*Written task*
Images embedded in the records are excluded; print everything else exactly as given.
Begin Source material
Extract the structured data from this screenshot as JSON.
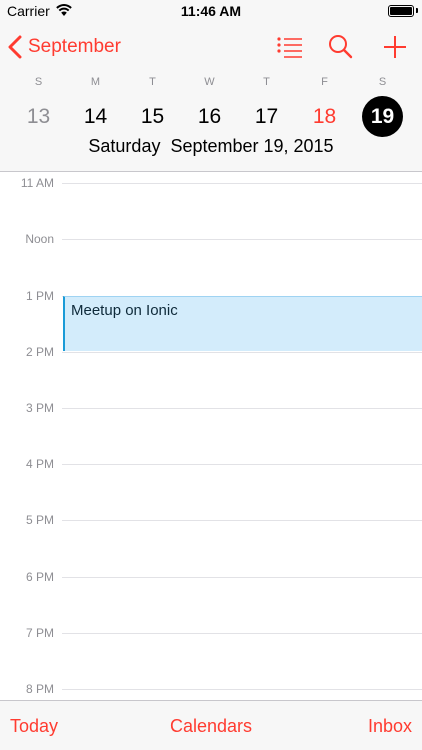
{
  "status_bar": {
    "carrier": "Carrier",
    "time": "11:46 AM"
  },
  "nav": {
    "back_label": "September",
    "icons": [
      "list-icon",
      "search-icon",
      "add-icon"
    ],
    "accent_color": "#ff3b30"
  },
  "week": {
    "days": [
      {
        "letter": "S",
        "date": "13"
      },
      {
        "letter": "M",
        "date": "14"
      },
      {
        "letter": "T",
        "date": "15"
      },
      {
        "letter": "W",
        "date": "16"
      },
      {
        "letter": "T",
        "date": "17"
      },
      {
        "letter": "F",
        "date": "18"
      },
      {
        "letter": "S",
        "date": "19"
      }
    ],
    "selected_weekday": "Saturday",
    "selected_date": "September 19, 2015"
  },
  "day_view": {
    "hours": [
      "11 AM",
      "Noon",
      "1 PM",
      "2 PM",
      "3 PM",
      "4 PM",
      "5 PM",
      "6 PM",
      "7 PM",
      "8 PM"
    ],
    "events": [
      {
        "title": "Meetup on Ionic",
        "color": "#d3ecfb",
        "accent": "#1a9bd7"
      }
    ]
  },
  "toolbar": {
    "today": "Today",
    "calendars": "Calendars",
    "inbox": "Inbox"
  }
}
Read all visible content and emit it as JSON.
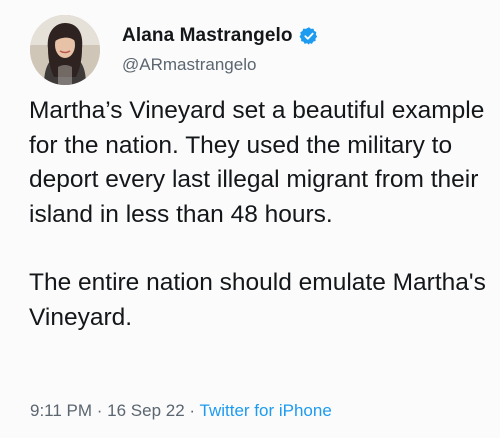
{
  "author": {
    "display_name": "Alana Mastrangelo",
    "handle": "@ARmastrangelo",
    "verified_icon": "verified-badge-icon",
    "avatar_icon": "profile-photo",
    "verified_color": "#1d9bf0"
  },
  "tweet": {
    "paragraph_1": "Martha’s Vineyard set a beautiful example for the nation. They used the military to deport every last illegal migrant from their island in less than 48 hours.",
    "paragraph_2": "The entire nation should emulate Martha's Vineyard."
  },
  "meta": {
    "time": "9:11 PM",
    "separator_1": " · ",
    "date": "16 Sep 22",
    "separator_2": " · ",
    "source": "Twitter for iPhone"
  },
  "colors": {
    "text": "#14171a",
    "secondary": "#5b6670",
    "link": "#1d9bf0"
  }
}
End Source material
*Worked solution*
Extract the structured data from this screenshot as JSON.
{
  "status_bar": {
    "carrier": "Carrier",
    "time": "11:46 AM"
  },
  "nav": {
    "back_label": "September",
    "icons": [
      "list-icon",
      "search-icon",
      "add-icon"
    ],
    "accent_color": "#ff3b30"
  },
  "week": {
    "days": [
      {
        "letter": "S",
        "date": "13"
      },
      {
        "letter": "M",
        "date": "14"
      },
      {
        "letter": "T",
        "date": "15"
      },
      {
        "letter": "W",
        "date": "16"
      },
      {
        "letter": "T",
        "date": "17"
      },
      {
        "letter": "F",
        "date": "18"
      },
      {
        "letter": "S",
        "date": "19"
      }
    ],
    "selected_weekday": "Saturday",
    "selected_date": "September 19, 2015"
  },
  "day_view": {
    "hours": [
      "11 AM",
      "Noon",
      "1 PM",
      "2 PM",
      "3 PM",
      "4 PM",
      "5 PM",
      "6 PM",
      "7 PM",
      "8 PM"
    ],
    "events": [
      {
        "title": "Meetup on Ionic",
        "color": "#d3ecfb",
        "accent": "#1a9bd7"
      }
    ]
  },
  "toolbar": {
    "today": "Today",
    "calendars": "Calendars",
    "inbox": "Inbox"
  }
}
Read all visible content and emit it as JSON.
{
  "author": {
    "display_name": "Alana Mastrangelo",
    "handle": "@ARmastrangelo",
    "verified_icon": "verified-badge-icon",
    "avatar_icon": "profile-photo",
    "verified_color": "#1d9bf0"
  },
  "tweet": {
    "paragraph_1": "Martha’s Vineyard set a beautiful example for the nation. They used the military to deport every last illegal migrant from their island in less than 48 hours.",
    "paragraph_2": "The entire nation should emulate Martha's Vineyard."
  },
  "meta": {
    "time": "9:11 PM",
    "separator_1": " · ",
    "date": "16 Sep 22",
    "separator_2": " · ",
    "source": "Twitter for iPhone"
  },
  "colors": {
    "text": "#14171a",
    "secondary": "#5b6670",
    "link": "#1d9bf0"
  }
}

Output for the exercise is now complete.